--- START OF Materials provided ---

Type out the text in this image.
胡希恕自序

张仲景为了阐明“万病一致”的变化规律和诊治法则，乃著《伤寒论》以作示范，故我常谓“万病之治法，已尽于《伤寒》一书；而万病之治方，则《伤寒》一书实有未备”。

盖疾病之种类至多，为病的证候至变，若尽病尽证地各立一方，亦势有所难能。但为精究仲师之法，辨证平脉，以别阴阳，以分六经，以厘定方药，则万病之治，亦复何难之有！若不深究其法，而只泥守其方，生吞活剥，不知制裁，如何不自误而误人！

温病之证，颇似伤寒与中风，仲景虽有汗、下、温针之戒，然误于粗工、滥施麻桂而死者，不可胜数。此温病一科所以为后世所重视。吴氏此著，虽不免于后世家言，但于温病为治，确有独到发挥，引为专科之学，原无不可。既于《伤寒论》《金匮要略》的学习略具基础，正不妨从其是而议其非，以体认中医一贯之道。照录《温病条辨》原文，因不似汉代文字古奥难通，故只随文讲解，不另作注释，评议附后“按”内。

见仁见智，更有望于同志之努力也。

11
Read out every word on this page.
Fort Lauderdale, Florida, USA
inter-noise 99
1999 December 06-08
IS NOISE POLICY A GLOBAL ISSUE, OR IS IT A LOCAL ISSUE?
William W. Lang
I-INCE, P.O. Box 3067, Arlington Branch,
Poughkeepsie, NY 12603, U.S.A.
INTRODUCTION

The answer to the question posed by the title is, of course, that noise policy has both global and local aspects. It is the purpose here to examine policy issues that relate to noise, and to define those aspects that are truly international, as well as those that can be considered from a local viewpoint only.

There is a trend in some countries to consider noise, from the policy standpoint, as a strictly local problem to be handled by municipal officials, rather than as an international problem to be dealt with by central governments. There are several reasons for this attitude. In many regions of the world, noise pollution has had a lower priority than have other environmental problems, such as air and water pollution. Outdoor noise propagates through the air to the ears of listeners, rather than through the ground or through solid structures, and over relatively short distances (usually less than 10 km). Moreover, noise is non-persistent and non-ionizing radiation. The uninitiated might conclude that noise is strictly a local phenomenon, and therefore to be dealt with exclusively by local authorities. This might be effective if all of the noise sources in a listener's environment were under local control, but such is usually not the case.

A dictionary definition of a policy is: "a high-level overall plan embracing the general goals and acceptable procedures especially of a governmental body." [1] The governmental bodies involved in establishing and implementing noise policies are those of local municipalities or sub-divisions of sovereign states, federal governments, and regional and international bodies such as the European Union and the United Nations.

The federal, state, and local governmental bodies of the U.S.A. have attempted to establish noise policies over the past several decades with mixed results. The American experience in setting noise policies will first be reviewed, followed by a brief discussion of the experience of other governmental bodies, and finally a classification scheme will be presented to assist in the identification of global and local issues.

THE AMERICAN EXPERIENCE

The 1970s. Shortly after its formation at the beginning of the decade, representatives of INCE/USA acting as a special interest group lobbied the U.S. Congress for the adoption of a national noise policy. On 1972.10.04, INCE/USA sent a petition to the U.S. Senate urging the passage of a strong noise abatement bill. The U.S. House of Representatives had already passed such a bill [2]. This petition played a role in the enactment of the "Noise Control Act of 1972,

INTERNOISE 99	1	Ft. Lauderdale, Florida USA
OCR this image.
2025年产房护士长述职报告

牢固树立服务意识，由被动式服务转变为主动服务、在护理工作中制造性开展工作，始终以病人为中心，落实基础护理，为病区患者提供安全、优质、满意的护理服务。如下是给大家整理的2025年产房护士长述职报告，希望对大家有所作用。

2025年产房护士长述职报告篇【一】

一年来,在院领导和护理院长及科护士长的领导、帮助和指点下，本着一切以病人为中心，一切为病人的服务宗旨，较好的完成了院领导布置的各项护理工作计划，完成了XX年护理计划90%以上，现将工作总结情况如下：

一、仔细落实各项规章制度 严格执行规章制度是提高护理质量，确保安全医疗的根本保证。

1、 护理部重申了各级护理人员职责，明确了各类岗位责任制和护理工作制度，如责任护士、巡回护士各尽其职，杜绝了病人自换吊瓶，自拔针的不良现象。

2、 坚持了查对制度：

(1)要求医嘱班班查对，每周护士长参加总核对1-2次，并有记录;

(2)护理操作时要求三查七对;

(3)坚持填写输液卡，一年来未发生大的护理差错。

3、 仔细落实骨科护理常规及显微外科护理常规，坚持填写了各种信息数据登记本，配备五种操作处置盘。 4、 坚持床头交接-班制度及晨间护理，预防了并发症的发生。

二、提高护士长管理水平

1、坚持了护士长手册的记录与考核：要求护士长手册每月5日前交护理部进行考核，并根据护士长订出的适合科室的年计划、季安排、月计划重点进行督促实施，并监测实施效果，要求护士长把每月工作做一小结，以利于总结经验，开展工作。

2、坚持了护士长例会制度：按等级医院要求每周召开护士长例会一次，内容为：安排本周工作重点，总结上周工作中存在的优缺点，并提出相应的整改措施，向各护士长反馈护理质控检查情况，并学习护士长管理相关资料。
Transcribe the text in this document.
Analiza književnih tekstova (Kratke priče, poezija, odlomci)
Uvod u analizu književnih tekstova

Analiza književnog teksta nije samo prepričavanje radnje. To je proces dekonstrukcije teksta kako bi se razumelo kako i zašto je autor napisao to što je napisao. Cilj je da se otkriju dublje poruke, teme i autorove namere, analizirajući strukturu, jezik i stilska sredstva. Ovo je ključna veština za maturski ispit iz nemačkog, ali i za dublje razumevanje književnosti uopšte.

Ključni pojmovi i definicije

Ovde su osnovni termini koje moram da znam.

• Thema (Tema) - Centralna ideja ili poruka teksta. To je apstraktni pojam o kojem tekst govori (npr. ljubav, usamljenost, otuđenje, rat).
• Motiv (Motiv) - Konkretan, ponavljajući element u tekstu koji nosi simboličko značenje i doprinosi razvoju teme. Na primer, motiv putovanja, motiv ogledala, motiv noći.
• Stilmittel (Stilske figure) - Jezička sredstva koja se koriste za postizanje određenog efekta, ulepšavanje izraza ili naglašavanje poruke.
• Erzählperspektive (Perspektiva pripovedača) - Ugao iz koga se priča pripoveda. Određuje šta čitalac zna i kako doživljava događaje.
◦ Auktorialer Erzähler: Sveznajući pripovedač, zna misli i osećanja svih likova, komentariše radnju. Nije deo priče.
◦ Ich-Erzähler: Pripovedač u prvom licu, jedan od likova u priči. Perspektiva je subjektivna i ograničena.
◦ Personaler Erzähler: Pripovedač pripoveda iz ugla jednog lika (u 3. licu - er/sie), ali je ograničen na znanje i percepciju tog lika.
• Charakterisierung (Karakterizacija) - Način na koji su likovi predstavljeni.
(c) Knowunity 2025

--- END OF Materials provided ---

Scan the material above for the string "Perspektiva" and return the lines that hold it.

• Erzählperspektive (Perspektiva pripovedača) - Ugao iz koga se priča pripoveda. Određuje šta čitalac zna i kako doživljava događaje.
◦ Ich-Erzähler: Pripovedač u prvom licu, jedan od likova u priči. Perspektiva je subjektivna i ograničena.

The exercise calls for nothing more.